++++ Input data ++++

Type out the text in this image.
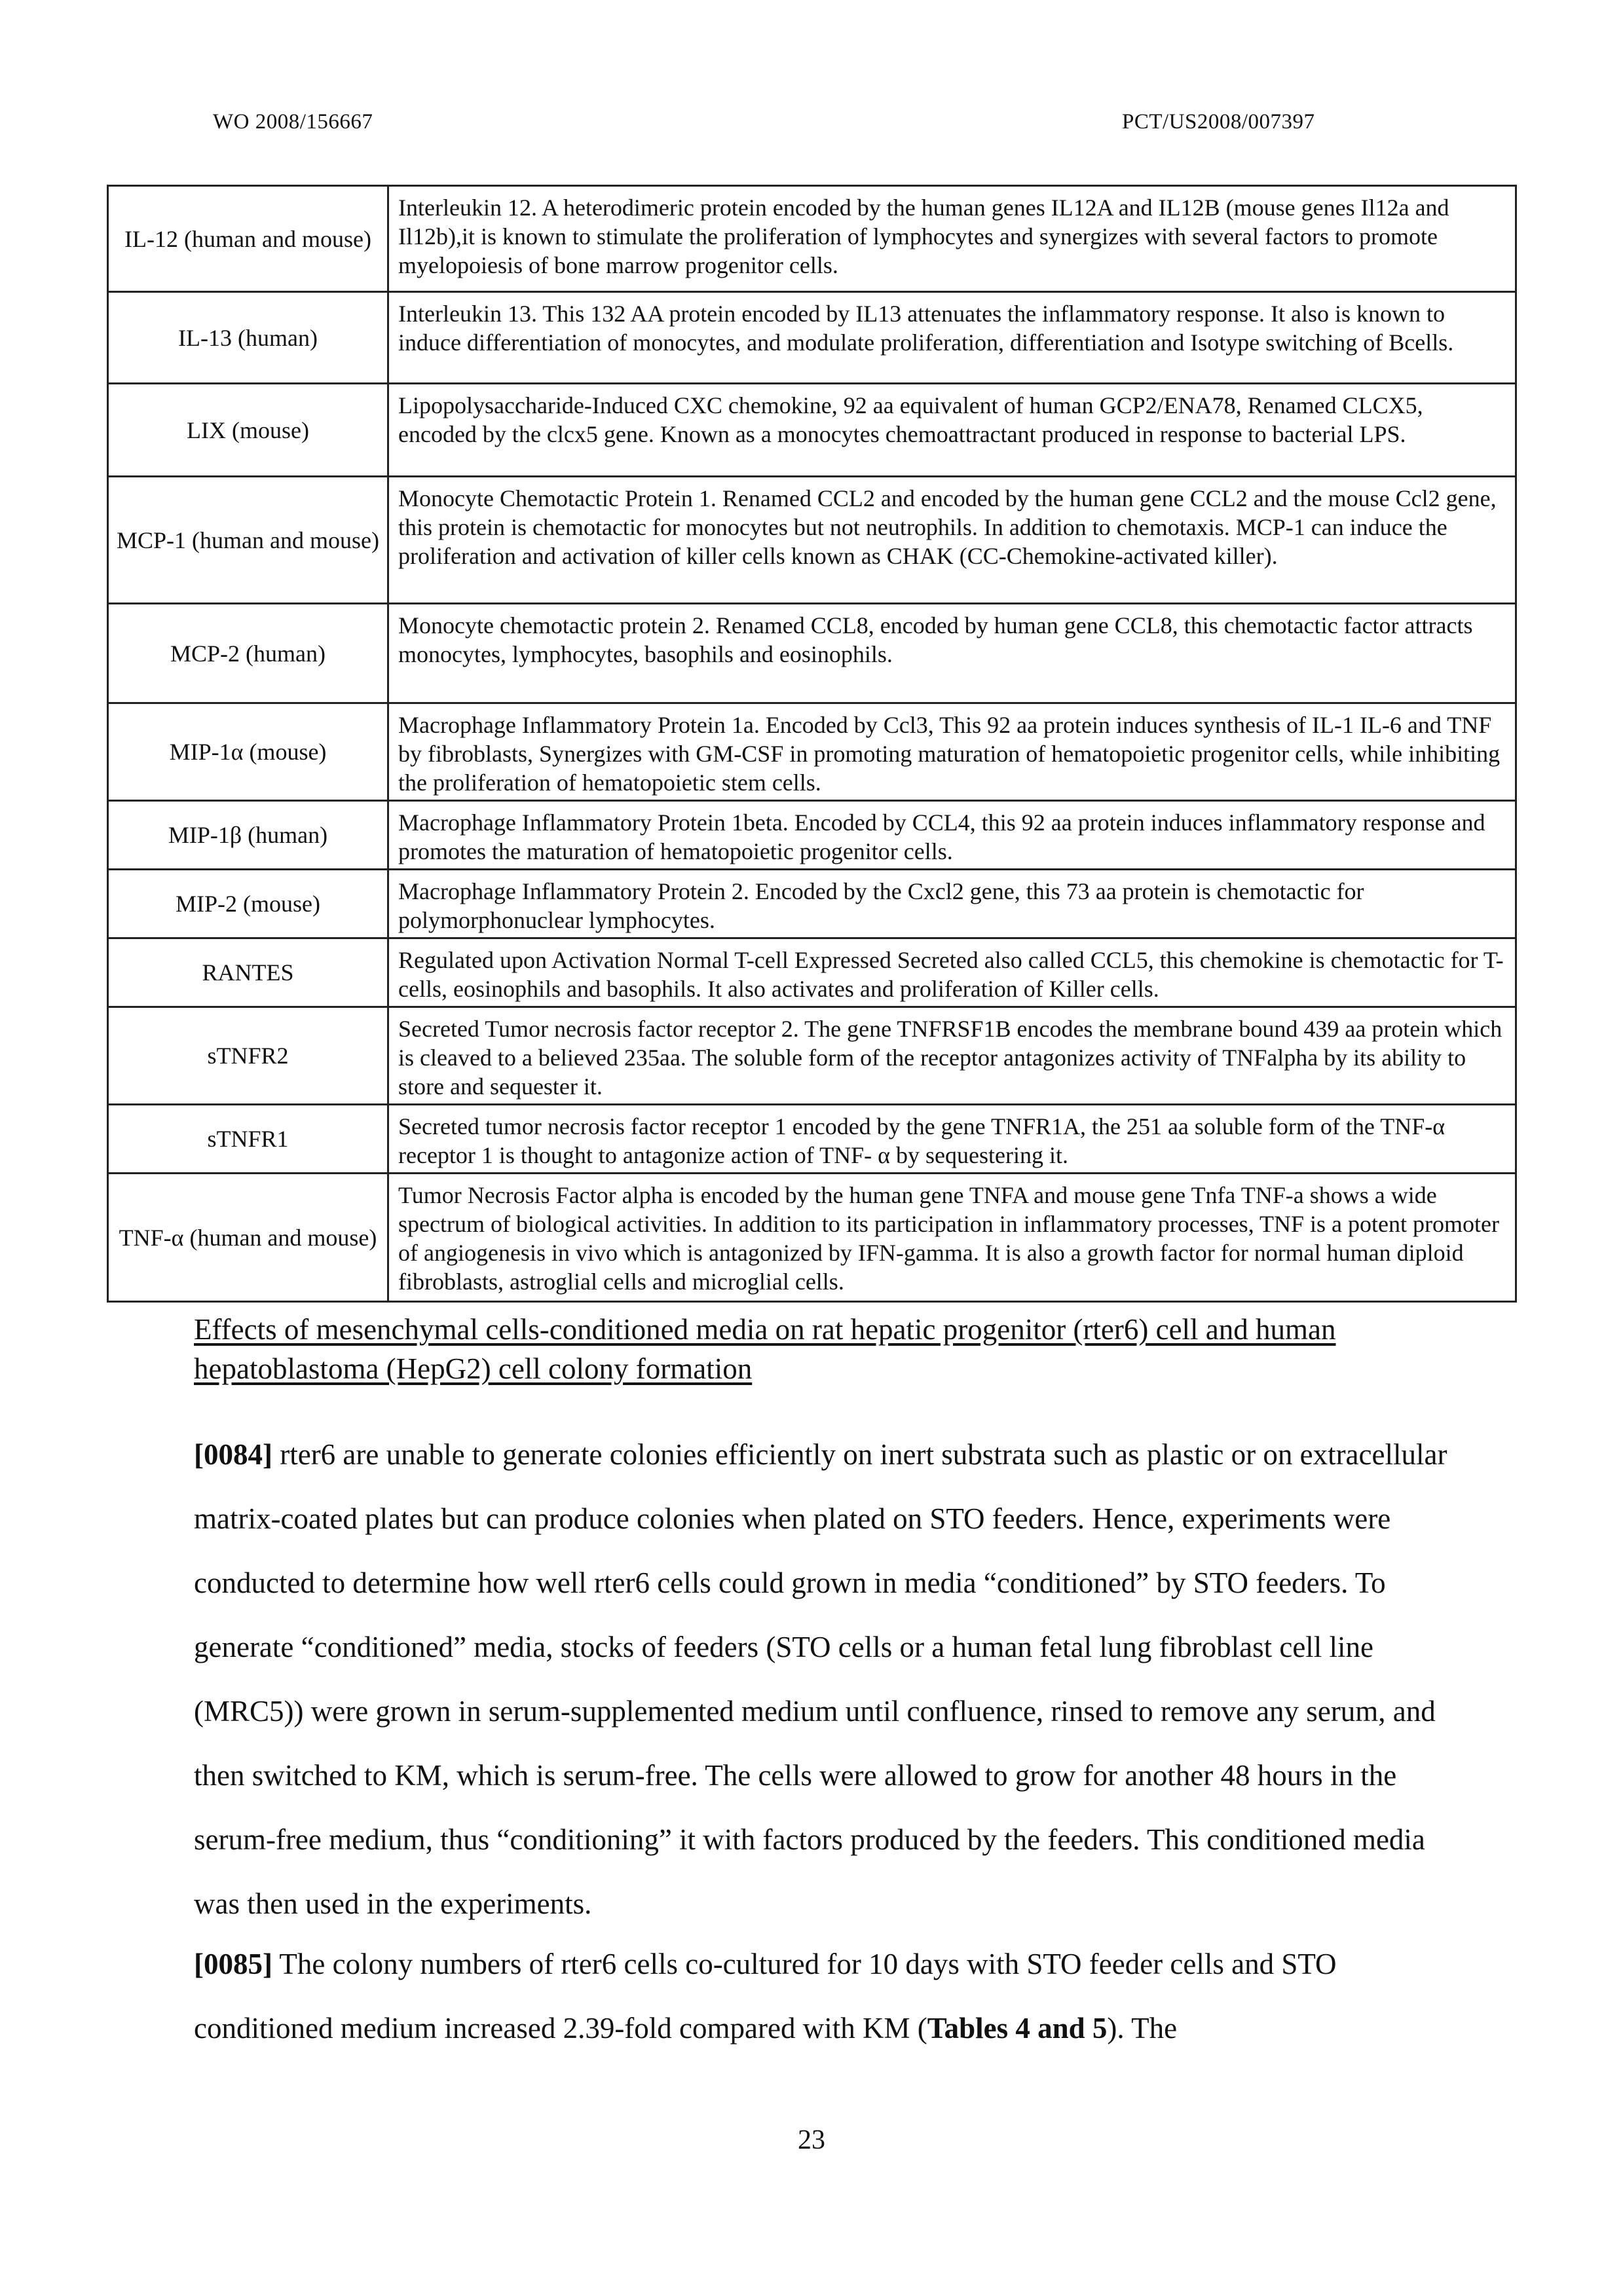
WO 2008/156667	PCT/US2008/007397
IL-12 (human and mouse)	Interleukin 12. A heterodimeric protein encoded by the human genes IL12A and IL12B (mouse genes Il12a and Il12b),it is known to stimulate the proliferation of lymphocytes and synergizes with several factors to promote myelopoiesis of bone marrow progenitor cells.
IL-13 (human)	Interleukin 13. This 132 AA protein encoded by IL13 attenuates the inflammatory response. It also is known to induce differentiation of monocytes, and modulate proliferation, differentiation and Isotype switching of Bcells.
LIX (mouse)	Lipopolysaccharide-Induced CXC chemokine, 92 aa equivalent of human GCP2/ENA78, Renamed CLCX5, encoded by the clcx5 gene. Known as a monocytes chemoattractant produced in response to bacterial LPS.
MCP-1 (human and mouse)	Monocyte Chemotactic Protein 1. Renamed CCL2 and encoded by the human gene CCL2 and the mouse Ccl2 gene, this protein is chemotactic for monocytes but not neutrophils. In addition to chemotaxis. MCP-1 can induce the proliferation and activation of killer cells known as CHAK (CC-Chemokine-activated killer).
MCP-2 (human)	Monocyte chemotactic protein 2. Renamed CCL8, encoded by human gene CCL8, this chemotactic factor attracts monocytes, lymphocytes, basophils and eosinophils.
MIP-1α (mouse)	Macrophage Inflammatory Protein 1a. Encoded by Ccl3, This 92 aa protein induces synthesis of IL-1 IL-6 and TNF by fibroblasts, Synergizes with GM-CSF in promoting maturation of hematopoietic progenitor cells, while inhibiting the proliferation of hematopoietic stem cells.
MIP-1β (human)	Macrophage Inflammatory Protein 1beta. Encoded by CCL4, this 92 aa protein induces inflammatory response and promotes the maturation of hematopoietic progenitor cells.
MIP-2 (mouse)	Macrophage Inflammatory Protein 2. Encoded by the Cxcl2 gene, this 73 aa protein is chemotactic for polymorphonuclear lymphocytes.
RANTES	Regulated upon Activation Normal T-cell Expressed Secreted also called CCL5, this chemokine is chemotactic for T-cells, eosinophils and basophils. It also activates and proliferation of Killer cells.
sTNFR2	Secreted Tumor necrosis factor receptor 2. The gene TNFRSF1B encodes the membrane bound 439 aa protein which is cleaved to a believed 235aa. The soluble form of the receptor antagonizes activity of TNFalpha by its ability to store and sequester it.
sTNFR1	Secreted tumor necrosis factor receptor 1 encoded by the gene TNFR1A, the 251 aa soluble form of the TNF-α receptor 1 is thought to antagonize action of TNF- α by sequestering it.
TNF-α (human and mouse)	Tumor Necrosis Factor alpha is encoded by the human gene TNFA and mouse gene Tnfa TNF-a shows a wide spectrum of biological activities. In addition to its participation in inflammatory processes, TNF is a potent promoter of angiogenesis in vivo which is antagonized by IFN-gamma. It is also a growth factor for normal human diploid fibroblasts, astroglial cells and microglial cells.
Effects of mesenchymal cells-conditioned media on rat hepatic progenitor (rter6) cell and human hepatoblastoma (HepG2) cell colony formation
[0084] rter6 are unable to generate colonies efficiently on inert substrata such as plastic or on extracellular matrix-coated plates but can produce colonies when plated on STO feeders. Hence, experiments were conducted to determine how well rter6 cells could grown in media “conditioned” by STO feeders. To generate “conditioned” media, stocks of feeders (STO cells or a human fetal lung fibroblast cell line (MRC5)) were grown in serum-supplemented medium until confluence, rinsed to remove any serum, and then switched to KM, which is serum-free. The cells were allowed to grow for another 48 hours in the serum-free medium, thus “conditioning” it with factors produced by the feeders. This conditioned media was then used in the experiments.
[0085] The colony numbers of rter6 cells co-cultured for 10 days with STO feeder cells and STO conditioned medium increased 2.39-fold compared with KM (Tables 4 and 5). The
23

++++

Work task:
When a line holds the string "Interleukin", pull it out of the listing.

Response to this exercise:
IL-12 (human and mouse)	Interleukin 12. A heterodimeric protein encoded by the human genes IL12A and IL12B (mouse genes Il12a and Il12b),it is known to stimulate the proliferation of lymphocytes and synergizes with several factors to promote myelopoiesis of bone marrow progenitor cells.
IL-13 (human)	Interleukin 13. This 132 AA protein encoded by IL13 attenuates the inflammatory response. It also is known to induce differentiation of monocytes, and modulate proliferation, differentiation and Isotype switching of Bcells.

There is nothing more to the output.